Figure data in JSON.
● ● ● ● ● ● ●

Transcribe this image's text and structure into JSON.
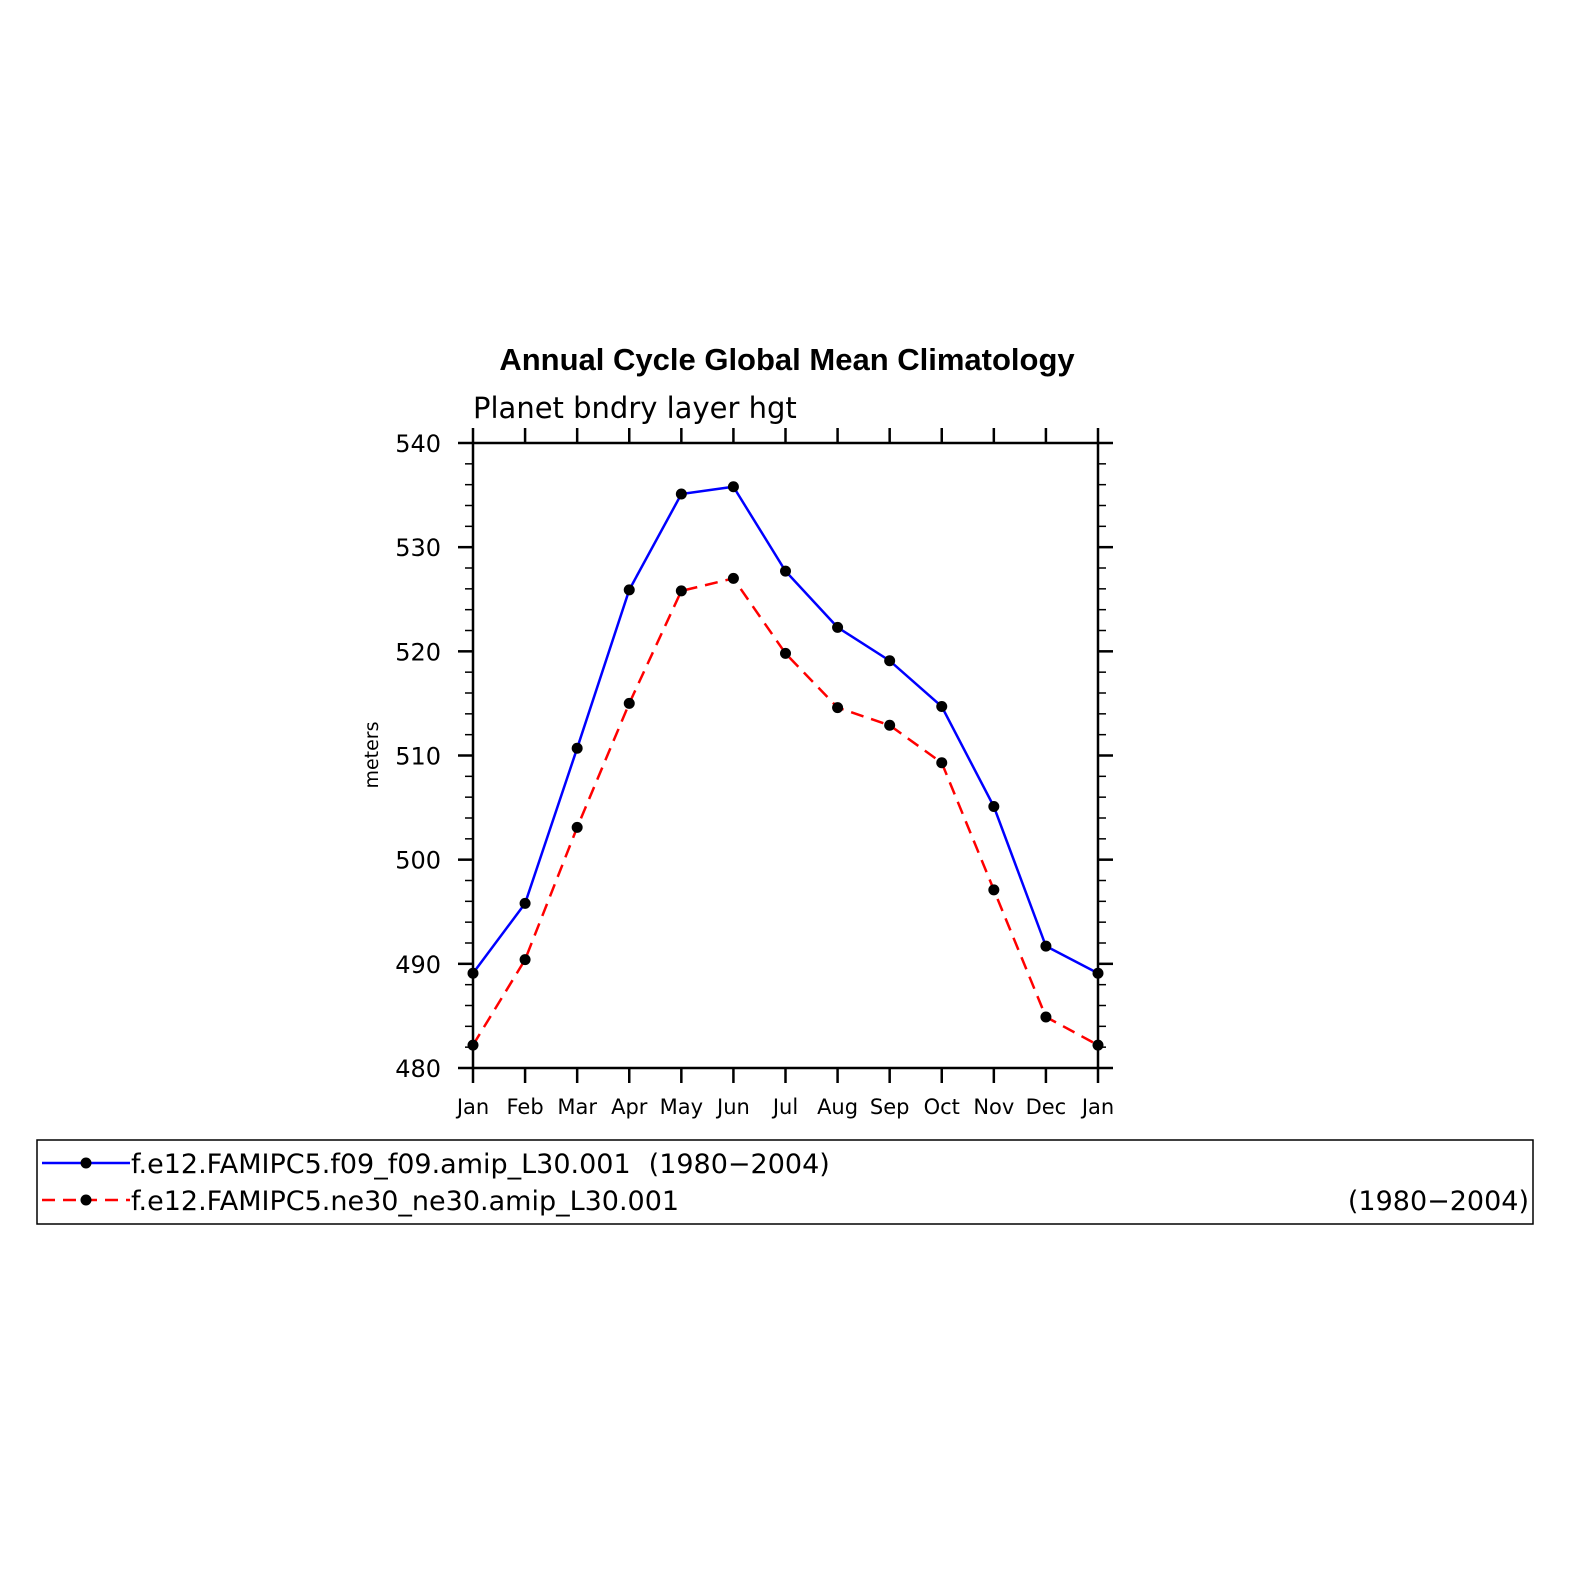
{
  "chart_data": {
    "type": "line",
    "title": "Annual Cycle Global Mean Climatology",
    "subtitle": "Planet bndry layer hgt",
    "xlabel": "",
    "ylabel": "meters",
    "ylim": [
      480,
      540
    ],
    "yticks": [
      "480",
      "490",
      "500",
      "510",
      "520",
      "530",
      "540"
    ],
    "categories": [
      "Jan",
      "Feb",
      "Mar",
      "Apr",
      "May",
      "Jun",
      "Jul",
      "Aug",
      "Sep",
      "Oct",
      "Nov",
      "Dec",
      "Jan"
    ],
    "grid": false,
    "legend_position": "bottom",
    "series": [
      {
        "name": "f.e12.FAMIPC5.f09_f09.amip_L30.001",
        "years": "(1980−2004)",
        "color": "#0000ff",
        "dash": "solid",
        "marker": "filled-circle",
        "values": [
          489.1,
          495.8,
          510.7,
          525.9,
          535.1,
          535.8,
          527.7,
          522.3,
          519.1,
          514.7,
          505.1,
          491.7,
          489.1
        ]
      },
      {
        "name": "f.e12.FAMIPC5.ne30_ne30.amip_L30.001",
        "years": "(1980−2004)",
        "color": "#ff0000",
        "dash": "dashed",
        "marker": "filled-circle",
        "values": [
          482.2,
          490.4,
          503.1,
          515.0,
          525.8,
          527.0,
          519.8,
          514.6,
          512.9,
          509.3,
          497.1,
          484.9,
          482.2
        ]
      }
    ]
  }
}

● ● ● ● ● ● ●

SET EXERCISE.
Output the material word for word, omitting its pictures.

WRITTEN ANSWER.
Transcribe this image's text and structure into JSON.
{
  "chart_data": {
    "type": "line",
    "title": "Annual Cycle Global Mean Climatology",
    "subtitle": "Planet bndry layer hgt",
    "xlabel": "",
    "ylabel": "meters",
    "ylim": [
      480,
      540
    ],
    "yticks": [
      "480",
      "490",
      "500",
      "510",
      "520",
      "530",
      "540"
    ],
    "categories": [
      "Jan",
      "Feb",
      "Mar",
      "Apr",
      "May",
      "Jun",
      "Jul",
      "Aug",
      "Sep",
      "Oct",
      "Nov",
      "Dec",
      "Jan"
    ],
    "grid": false,
    "legend_position": "bottom",
    "series": [
      {
        "name": "f.e12.FAMIPC5.f09_f09.amip_L30.001",
        "years": "(1980−2004)",
        "color": "#0000ff",
        "dash": "solid",
        "marker": "filled-circle",
        "values": [
          489.1,
          495.8,
          510.7,
          525.9,
          535.1,
          535.8,
          527.7,
          522.3,
          519.1,
          514.7,
          505.1,
          491.7,
          489.1
        ]
      },
      {
        "name": "f.e12.FAMIPC5.ne30_ne30.amip_L30.001",
        "years": "(1980−2004)",
        "color": "#ff0000",
        "dash": "dashed",
        "marker": "filled-circle",
        "values": [
          482.2,
          490.4,
          503.1,
          515.0,
          525.8,
          527.0,
          519.8,
          514.6,
          512.9,
          509.3,
          497.1,
          484.9,
          482.2
        ]
      }
    ]
  }
}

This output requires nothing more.